Below are entries. Pull out all lines containing "might".

[Saved entries]
□ □ □

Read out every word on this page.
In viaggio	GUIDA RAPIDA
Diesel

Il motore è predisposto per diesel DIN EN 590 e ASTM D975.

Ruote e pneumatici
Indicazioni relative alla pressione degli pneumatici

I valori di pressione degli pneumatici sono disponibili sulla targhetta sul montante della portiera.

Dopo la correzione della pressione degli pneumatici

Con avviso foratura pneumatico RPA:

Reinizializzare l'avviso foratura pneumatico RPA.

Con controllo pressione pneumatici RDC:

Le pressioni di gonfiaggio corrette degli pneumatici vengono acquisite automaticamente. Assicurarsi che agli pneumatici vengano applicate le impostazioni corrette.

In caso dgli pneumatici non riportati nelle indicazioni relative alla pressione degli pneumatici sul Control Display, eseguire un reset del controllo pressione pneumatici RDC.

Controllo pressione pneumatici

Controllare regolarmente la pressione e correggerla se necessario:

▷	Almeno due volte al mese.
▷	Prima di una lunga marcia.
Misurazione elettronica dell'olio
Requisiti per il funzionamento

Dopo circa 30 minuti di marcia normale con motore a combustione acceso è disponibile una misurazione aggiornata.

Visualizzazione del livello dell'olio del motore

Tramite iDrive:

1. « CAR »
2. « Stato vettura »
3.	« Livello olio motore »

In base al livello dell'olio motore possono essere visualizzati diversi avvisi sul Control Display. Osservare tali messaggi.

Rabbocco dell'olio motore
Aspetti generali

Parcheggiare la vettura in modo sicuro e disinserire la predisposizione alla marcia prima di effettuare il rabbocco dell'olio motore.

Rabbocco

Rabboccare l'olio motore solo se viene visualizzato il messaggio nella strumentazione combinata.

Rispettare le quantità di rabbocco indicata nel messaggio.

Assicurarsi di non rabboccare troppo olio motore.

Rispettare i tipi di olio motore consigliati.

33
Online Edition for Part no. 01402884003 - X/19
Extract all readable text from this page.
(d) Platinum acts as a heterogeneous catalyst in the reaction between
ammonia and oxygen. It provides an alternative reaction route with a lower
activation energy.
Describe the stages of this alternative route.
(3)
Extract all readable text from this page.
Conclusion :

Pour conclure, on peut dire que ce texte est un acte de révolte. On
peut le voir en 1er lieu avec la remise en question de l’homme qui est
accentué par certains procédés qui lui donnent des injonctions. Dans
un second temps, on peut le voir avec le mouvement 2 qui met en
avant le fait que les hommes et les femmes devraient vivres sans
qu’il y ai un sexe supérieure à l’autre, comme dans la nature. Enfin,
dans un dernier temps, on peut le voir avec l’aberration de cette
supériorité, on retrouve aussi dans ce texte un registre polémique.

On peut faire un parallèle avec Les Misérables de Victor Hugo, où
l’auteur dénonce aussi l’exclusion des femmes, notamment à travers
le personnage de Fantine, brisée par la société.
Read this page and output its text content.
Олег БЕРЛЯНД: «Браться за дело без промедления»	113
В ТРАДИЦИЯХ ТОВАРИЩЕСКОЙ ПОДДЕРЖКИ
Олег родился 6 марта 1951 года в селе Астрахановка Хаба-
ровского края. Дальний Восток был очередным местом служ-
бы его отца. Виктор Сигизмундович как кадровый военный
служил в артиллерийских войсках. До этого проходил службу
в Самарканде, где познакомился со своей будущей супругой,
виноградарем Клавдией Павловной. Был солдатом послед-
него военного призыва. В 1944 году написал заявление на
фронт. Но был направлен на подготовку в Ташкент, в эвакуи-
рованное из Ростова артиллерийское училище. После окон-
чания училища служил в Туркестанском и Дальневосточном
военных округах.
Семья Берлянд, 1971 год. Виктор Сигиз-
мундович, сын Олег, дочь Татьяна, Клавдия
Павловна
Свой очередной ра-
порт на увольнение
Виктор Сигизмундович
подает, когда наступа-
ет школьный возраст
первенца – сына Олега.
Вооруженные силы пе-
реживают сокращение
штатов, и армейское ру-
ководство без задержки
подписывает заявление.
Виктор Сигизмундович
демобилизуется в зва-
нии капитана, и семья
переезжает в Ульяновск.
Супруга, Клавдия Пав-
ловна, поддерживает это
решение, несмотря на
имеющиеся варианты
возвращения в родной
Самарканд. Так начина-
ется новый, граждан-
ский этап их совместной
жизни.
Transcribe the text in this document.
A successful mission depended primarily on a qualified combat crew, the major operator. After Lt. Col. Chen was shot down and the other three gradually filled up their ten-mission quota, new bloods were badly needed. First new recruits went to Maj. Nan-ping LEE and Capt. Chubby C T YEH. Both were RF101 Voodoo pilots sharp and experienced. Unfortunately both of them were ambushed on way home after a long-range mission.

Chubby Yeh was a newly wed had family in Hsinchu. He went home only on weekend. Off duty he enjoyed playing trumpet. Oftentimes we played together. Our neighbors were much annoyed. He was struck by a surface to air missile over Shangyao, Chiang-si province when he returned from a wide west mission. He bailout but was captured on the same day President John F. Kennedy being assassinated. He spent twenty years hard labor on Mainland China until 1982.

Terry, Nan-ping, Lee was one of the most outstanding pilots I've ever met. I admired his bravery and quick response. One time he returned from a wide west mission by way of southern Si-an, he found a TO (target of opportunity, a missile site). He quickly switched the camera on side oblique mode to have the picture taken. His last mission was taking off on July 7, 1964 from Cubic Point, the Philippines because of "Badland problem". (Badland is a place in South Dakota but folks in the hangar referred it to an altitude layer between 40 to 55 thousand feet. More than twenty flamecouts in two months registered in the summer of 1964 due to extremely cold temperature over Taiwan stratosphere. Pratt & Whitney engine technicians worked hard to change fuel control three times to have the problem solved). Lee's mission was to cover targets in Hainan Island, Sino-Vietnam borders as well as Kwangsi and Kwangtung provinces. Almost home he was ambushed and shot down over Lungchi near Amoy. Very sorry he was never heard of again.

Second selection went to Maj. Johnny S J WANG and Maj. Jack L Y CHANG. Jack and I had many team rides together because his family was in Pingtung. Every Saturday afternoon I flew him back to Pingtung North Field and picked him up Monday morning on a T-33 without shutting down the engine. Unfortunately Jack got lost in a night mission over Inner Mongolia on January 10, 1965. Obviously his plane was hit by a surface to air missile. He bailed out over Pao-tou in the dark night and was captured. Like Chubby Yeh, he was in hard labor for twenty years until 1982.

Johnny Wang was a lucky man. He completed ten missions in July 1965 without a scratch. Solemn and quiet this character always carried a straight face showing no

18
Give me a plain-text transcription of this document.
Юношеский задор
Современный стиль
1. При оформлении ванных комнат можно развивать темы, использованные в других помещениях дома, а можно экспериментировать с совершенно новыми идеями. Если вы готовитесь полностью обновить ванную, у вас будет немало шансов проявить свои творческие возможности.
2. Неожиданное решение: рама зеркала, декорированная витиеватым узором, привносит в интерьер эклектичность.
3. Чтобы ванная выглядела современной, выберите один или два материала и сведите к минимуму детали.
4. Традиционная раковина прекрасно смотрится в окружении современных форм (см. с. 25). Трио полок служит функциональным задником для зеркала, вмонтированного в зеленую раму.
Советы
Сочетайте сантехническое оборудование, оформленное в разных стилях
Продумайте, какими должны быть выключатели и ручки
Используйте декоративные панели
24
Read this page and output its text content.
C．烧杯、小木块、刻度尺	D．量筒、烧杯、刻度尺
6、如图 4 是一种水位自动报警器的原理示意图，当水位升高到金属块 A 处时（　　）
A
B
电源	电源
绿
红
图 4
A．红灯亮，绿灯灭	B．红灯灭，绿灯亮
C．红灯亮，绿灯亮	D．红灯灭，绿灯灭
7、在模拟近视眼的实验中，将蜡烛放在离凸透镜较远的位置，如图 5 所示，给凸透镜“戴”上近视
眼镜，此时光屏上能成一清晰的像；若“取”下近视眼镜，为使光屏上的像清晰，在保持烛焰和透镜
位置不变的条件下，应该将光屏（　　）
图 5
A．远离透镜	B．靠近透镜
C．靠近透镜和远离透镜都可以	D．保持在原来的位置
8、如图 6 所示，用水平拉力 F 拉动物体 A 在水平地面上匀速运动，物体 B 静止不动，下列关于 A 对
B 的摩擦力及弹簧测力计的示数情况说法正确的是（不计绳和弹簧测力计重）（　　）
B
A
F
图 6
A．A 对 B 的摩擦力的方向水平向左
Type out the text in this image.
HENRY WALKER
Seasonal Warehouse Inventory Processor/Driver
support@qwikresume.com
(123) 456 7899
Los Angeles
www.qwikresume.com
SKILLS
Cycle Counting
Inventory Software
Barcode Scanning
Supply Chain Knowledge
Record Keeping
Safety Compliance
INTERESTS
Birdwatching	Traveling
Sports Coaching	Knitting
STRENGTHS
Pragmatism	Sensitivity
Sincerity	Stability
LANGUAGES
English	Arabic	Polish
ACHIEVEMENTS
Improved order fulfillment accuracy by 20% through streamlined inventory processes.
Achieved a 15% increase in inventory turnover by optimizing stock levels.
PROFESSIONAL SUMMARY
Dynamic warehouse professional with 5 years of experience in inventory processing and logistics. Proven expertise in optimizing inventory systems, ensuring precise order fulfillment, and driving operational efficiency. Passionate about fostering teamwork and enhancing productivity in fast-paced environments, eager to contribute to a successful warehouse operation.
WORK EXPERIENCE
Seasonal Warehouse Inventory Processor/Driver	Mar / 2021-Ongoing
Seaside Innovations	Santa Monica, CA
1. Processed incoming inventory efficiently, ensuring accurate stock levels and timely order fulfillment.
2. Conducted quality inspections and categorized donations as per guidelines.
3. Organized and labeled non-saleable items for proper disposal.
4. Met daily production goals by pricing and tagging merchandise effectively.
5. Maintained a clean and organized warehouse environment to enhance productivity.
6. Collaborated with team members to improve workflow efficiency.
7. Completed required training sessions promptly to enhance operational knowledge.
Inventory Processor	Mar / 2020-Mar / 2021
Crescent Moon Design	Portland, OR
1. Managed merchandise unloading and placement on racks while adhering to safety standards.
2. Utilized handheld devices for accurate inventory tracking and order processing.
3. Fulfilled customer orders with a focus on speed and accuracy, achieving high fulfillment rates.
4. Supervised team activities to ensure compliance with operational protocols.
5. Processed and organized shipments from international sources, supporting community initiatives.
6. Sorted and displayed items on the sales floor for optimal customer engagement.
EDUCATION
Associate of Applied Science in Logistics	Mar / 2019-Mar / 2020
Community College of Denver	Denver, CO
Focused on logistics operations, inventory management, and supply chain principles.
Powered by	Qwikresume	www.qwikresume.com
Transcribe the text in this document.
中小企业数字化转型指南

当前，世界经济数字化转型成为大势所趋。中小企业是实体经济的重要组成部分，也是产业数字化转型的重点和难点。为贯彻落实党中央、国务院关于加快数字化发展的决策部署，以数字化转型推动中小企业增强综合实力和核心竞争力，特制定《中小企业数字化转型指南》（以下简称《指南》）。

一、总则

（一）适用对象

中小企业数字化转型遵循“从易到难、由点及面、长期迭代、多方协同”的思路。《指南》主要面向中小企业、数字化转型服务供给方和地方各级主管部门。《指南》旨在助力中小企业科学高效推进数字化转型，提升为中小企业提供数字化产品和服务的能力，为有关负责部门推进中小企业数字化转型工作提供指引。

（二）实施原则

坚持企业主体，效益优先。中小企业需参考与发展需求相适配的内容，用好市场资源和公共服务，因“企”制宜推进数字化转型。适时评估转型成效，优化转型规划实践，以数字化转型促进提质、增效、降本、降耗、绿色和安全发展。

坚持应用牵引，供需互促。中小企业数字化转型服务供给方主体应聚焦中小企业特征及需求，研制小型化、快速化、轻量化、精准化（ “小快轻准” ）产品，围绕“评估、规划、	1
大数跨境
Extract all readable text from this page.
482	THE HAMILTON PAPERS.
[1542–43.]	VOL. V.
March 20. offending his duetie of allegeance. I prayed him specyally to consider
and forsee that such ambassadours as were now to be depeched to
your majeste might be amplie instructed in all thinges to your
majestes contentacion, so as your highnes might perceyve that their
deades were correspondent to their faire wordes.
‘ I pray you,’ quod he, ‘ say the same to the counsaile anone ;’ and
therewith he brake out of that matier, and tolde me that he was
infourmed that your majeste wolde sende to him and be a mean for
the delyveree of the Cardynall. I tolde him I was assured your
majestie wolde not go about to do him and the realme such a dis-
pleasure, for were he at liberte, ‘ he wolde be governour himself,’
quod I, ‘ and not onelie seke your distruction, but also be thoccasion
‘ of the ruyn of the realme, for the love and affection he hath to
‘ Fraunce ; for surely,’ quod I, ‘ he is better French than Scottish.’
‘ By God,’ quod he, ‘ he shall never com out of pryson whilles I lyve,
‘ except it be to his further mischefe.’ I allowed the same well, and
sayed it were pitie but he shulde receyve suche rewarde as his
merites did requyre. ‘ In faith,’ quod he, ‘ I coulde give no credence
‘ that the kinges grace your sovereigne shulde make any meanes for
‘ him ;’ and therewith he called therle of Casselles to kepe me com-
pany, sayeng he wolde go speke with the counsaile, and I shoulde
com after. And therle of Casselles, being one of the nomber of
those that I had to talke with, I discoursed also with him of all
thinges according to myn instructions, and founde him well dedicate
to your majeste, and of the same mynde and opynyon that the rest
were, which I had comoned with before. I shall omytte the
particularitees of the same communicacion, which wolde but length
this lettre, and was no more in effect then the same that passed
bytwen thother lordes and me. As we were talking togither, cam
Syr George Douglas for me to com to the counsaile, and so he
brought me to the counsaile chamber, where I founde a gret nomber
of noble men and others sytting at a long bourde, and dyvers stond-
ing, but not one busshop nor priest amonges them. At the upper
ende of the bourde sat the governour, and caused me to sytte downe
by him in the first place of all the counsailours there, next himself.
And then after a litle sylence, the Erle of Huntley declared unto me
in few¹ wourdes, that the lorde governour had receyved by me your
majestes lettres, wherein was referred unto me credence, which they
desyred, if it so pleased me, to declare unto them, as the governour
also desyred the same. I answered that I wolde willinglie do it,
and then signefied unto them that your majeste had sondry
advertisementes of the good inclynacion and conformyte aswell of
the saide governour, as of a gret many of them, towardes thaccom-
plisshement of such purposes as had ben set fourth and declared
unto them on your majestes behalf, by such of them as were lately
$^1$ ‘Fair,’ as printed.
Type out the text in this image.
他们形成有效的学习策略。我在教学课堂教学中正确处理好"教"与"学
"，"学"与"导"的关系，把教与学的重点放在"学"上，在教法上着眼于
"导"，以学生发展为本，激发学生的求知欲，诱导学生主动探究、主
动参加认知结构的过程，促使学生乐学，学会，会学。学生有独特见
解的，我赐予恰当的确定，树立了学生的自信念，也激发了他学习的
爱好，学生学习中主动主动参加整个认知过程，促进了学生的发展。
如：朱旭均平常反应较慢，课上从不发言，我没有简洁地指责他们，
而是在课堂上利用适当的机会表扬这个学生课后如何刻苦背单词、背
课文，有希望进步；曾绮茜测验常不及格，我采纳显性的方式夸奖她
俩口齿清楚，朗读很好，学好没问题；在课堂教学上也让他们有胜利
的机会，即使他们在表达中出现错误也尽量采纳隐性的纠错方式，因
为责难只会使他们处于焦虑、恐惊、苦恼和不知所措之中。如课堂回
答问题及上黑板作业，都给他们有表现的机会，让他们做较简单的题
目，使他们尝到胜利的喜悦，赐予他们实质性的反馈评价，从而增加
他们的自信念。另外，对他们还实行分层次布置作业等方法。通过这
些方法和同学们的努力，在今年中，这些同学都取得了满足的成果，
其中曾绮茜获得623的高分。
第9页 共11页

□ □ □

◆ **EXERCISE SOLUTION**
your majeste might be amplie instructed in all thinges to your
majestes contentacion, so as your highnes might perceyve that their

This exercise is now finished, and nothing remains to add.